▼▼▼

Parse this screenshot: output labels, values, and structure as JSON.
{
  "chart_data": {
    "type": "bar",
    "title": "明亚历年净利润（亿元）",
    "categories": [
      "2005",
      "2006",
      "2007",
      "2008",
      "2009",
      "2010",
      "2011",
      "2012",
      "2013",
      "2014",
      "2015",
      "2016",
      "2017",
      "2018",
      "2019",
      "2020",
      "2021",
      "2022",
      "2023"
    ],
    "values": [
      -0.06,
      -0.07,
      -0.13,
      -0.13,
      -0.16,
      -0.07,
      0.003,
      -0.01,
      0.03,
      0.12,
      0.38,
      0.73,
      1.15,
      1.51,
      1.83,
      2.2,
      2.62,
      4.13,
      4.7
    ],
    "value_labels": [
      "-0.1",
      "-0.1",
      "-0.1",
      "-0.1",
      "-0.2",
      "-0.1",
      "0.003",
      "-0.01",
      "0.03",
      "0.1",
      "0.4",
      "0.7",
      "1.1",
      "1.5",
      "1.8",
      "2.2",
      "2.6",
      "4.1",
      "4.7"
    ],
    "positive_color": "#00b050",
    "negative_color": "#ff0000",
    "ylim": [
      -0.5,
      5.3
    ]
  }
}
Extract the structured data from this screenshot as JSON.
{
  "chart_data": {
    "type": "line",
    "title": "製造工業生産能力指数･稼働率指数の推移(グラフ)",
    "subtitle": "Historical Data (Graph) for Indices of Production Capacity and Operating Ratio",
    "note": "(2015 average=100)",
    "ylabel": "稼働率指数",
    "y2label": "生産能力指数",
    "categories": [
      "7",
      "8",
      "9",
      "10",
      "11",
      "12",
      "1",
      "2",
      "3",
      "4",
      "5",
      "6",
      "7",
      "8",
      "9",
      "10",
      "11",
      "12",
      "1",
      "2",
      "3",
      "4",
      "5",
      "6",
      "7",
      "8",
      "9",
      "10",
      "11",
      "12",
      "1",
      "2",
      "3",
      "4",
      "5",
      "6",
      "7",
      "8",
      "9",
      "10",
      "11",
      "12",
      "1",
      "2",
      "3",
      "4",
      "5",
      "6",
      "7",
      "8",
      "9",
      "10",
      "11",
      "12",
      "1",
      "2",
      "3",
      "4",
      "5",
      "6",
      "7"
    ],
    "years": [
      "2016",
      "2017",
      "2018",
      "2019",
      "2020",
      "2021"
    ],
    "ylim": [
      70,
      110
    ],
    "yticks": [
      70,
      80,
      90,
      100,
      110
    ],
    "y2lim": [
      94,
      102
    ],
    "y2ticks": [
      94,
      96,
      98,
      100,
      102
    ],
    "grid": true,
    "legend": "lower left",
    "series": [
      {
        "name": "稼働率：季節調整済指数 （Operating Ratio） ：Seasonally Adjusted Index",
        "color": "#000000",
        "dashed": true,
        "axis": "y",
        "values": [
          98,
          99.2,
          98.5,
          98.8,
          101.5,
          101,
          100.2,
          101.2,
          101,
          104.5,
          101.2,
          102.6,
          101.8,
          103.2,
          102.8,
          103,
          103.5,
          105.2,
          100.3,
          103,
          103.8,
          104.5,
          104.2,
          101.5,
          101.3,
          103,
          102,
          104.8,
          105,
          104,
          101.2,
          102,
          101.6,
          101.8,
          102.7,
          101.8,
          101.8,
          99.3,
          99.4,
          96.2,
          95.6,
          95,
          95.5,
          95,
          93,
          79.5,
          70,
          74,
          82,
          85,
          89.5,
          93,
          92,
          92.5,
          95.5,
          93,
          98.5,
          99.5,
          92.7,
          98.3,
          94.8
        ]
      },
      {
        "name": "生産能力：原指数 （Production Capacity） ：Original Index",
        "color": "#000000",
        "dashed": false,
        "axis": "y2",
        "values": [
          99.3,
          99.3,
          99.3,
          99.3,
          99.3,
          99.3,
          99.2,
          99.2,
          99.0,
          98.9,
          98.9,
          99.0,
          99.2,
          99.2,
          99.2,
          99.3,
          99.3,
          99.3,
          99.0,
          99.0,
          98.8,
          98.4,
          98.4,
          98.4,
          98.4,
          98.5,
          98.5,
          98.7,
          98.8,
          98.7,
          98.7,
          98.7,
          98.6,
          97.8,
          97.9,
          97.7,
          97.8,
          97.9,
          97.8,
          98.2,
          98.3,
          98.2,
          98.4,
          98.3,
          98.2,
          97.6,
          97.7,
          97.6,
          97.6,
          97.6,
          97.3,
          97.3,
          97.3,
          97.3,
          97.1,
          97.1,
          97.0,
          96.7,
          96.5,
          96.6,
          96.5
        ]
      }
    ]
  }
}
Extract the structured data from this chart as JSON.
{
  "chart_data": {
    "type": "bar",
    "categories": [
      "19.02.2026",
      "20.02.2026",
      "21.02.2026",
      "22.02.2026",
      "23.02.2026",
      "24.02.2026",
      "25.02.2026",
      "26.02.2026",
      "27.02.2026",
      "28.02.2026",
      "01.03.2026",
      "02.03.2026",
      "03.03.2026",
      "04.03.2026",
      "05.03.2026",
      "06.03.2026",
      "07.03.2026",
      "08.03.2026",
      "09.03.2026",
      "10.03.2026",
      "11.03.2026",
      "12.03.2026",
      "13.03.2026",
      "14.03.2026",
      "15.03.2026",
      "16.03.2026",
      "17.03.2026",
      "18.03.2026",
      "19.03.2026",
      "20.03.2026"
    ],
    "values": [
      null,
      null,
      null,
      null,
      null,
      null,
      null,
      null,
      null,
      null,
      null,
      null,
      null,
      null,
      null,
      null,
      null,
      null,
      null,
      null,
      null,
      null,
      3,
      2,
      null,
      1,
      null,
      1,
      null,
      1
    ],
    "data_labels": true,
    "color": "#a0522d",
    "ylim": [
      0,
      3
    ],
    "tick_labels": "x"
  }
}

▲▲▲

Every entry must be quoted exactly as it appears above.

* _ANSWER BELOW_:
Parse this screenshot: output labels, values, and structure as JSON.
{
  "chart_data": {
    "type": "bar",
    "title": "明亚历年净利润（亿元）",
    "categories": [
      "2005",
      "2006",
      "2007",
      "2008",
      "2009",
      "2010",
      "2011",
      "2012",
      "2013",
      "2014",
      "2015",
      "2016",
      "2017",
      "2018",
      "2019",
      "2020",
      "2021",
      "2022",
      "2023"
    ],
    "values": [
      -0.06,
      -0.07,
      -0.13,
      -0.13,
      -0.16,
      -0.07,
      0.003,
      -0.01,
      0.03,
      0.12,
      0.38,
      0.73,
      1.15,
      1.51,
      1.83,
      2.2,
      2.62,
      4.13,
      4.7
    ],
    "value_labels": [
      "-0.1",
      "-0.1",
      "-0.1",
      "-0.1",
      "-0.2",
      "-0.1",
      "0.003",
      "-0.01",
      "0.03",
      "0.1",
      "0.4",
      "0.7",
      "1.1",
      "1.5",
      "1.8",
      "2.2",
      "2.6",
      "4.1",
      "4.7"
    ],
    "positive_color": "#00b050",
    "negative_color": "#ff0000",
    "ylim": [
      -0.5,
      5.3
    ]
  }
}
Extract the structured data from this screenshot as JSON.
{
  "chart_data": {
    "type": "line",
    "title": "製造工業生産能力指数･稼働率指数の推移(グラフ)",
    "subtitle": "Historical Data (Graph) for Indices of Production Capacity and Operating Ratio",
    "note": "(2015 average=100)",
    "ylabel": "稼働率指数",
    "y2label": "生産能力指数",
    "categories": [
      "7",
      "8",
      "9",
      "10",
      "11",
      "12",
      "1",
      "2",
      "3",
      "4",
      "5",
      "6",
      "7",
      "8",
      "9",
      "10",
      "11",
      "12",
      "1",
      "2",
      "3",
      "4",
      "5",
      "6",
      "7",
      "8",
      "9",
      "10",
      "11",
      "12",
      "1",
      "2",
      "3",
      "4",
      "5",
      "6",
      "7",
      "8",
      "9",
      "10",
      "11",
      "12",
      "1",
      "2",
      "3",
      "4",
      "5",
      "6",
      "7",
      "8",
      "9",
      "10",
      "11",
      "12",
      "1",
      "2",
      "3",
      "4",
      "5",
      "6",
      "7"
    ],
    "years": [
      "2016",
      "2017",
      "2018",
      "2019",
      "2020",
      "2021"
    ],
    "ylim": [
      70,
      110
    ],
    "yticks": [
      70,
      80,
      90,
      100,
      110
    ],
    "y2lim": [
      94,
      102
    ],
    "y2ticks": [
      94,
      96,
      98,
      100,
      102
    ],
    "grid": true,
    "legend": "lower left",
    "series": [
      {
        "name": "稼働率：季節調整済指数 （Operating Ratio） ：Seasonally Adjusted Index",
        "color": "#000000",
        "dashed": true,
        "axis": "y",
        "values": [
          98,
          99.2,
          98.5,
          98.8,
          101.5,
          101,
          100.2,
          101.2,
          101,
          104.5,
          101.2,
          102.6,
          101.8,
          103.2,
          102.8,
          103,
          103.5,
          105.2,
          100.3,
          103,
          103.8,
          104.5,
          104.2,
          101.5,
          101.3,
          103,
          102,
          104.8,
          105,
          104,
          101.2,
          102,
          101.6,
          101.8,
          102.7,
          101.8,
          101.8,
          99.3,
          99.4,
          96.2,
          95.6,
          95,
          95.5,
          95,
          93,
          79.5,
          70,
          74,
          82,
          85,
          89.5,
          93,
          92,
          92.5,
          95.5,
          93,
          98.5,
          99.5,
          92.7,
          98.3,
          94.8
        ]
      },
      {
        "name": "生産能力：原指数 （Production Capacity） ：Original Index",
        "color": "#000000",
        "dashed": false,
        "axis": "y2",
        "values": [
          99.3,
          99.3,
          99.3,
          99.3,
          99.3,
          99.3,
          99.2,
          99.2,
          99.0,
          98.9,
          98.9,
          99.0,
          99.2,
          99.2,
          99.2,
          99.3,
          99.3,
          99.3,
          99.0,
          99.0,
          98.8,
          98.4,
          98.4,
          98.4,
          98.4,
          98.5,
          98.5,
          98.7,
          98.8,
          98.7,
          98.7,
          98.7,
          98.6,
          97.8,
          97.9,
          97.7,
          97.8,
          97.9,
          97.8,
          98.2,
          98.3,
          98.2,
          98.4,
          98.3,
          98.2,
          97.6,
          97.7,
          97.6,
          97.6,
          97.6,
          97.3,
          97.3,
          97.3,
          97.3,
          97.1,
          97.1,
          97.0,
          96.7,
          96.5,
          96.6,
          96.5
        ]
      }
    ]
  }
}
Extract the structured data from this chart as JSON.
{
  "chart_data": {
    "type": "bar",
    "categories": [
      "19.02.2026",
      "20.02.2026",
      "21.02.2026",
      "22.02.2026",
      "23.02.2026",
      "24.02.2026",
      "25.02.2026",
      "26.02.2026",
      "27.02.2026",
      "28.02.2026",
      "01.03.2026",
      "02.03.2026",
      "03.03.2026",
      "04.03.2026",
      "05.03.2026",
      "06.03.2026",
      "07.03.2026",
      "08.03.2026",
      "09.03.2026",
      "10.03.2026",
      "11.03.2026",
      "12.03.2026",
      "13.03.2026",
      "14.03.2026",
      "15.03.2026",
      "16.03.2026",
      "17.03.2026",
      "18.03.2026",
      "19.03.2026",
      "20.03.2026"
    ],
    "values": [
      null,
      null,
      null,
      null,
      null,
      null,
      null,
      null,
      null,
      null,
      null,
      null,
      null,
      null,
      null,
      null,
      null,
      null,
      null,
      null,
      null,
      null,
      3,
      2,
      null,
      1,
      null,
      1,
      null,
      1
    ],
    "data_labels": true,
    "color": "#a0522d",
    "ylim": [
      0,
      3
    ],
    "tick_labels": "x"
  }
}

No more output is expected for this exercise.